Exercise brief —
Work out the number of lines in the records that include the word "Public"; reply with that number alone.

Excerpts from a figure dataset
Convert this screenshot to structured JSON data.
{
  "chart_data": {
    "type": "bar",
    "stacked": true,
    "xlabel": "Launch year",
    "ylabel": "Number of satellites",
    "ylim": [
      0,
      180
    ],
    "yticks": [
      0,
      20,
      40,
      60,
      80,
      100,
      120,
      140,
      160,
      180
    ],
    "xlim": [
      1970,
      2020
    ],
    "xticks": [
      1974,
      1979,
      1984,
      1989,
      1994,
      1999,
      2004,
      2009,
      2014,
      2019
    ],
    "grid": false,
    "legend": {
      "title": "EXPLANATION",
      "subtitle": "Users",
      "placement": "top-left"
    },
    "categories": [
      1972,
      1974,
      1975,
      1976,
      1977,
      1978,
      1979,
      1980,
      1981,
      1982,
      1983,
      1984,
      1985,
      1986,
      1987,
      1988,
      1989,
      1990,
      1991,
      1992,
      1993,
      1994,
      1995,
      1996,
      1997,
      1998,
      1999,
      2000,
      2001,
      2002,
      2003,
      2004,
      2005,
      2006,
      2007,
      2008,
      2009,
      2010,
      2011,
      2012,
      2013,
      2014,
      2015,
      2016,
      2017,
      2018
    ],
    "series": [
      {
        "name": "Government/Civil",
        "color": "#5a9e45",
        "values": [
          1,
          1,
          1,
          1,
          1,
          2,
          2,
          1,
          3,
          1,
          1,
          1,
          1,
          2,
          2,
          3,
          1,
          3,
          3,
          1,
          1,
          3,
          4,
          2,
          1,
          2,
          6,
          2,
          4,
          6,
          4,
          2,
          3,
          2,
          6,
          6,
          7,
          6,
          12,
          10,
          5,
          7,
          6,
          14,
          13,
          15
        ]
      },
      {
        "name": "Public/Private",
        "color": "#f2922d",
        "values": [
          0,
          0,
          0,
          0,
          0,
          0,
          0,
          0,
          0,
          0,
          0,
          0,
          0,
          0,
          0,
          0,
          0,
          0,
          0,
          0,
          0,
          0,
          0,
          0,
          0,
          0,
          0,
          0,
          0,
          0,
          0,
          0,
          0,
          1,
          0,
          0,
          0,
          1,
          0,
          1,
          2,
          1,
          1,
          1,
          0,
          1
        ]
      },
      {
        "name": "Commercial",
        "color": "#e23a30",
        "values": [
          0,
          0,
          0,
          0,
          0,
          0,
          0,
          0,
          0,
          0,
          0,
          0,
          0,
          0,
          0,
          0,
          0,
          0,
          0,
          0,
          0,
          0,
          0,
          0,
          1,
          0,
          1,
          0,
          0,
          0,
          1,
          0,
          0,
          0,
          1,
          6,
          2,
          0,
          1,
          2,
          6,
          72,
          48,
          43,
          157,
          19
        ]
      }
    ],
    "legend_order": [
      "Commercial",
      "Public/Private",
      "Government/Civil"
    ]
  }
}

Solution for this exercise —
2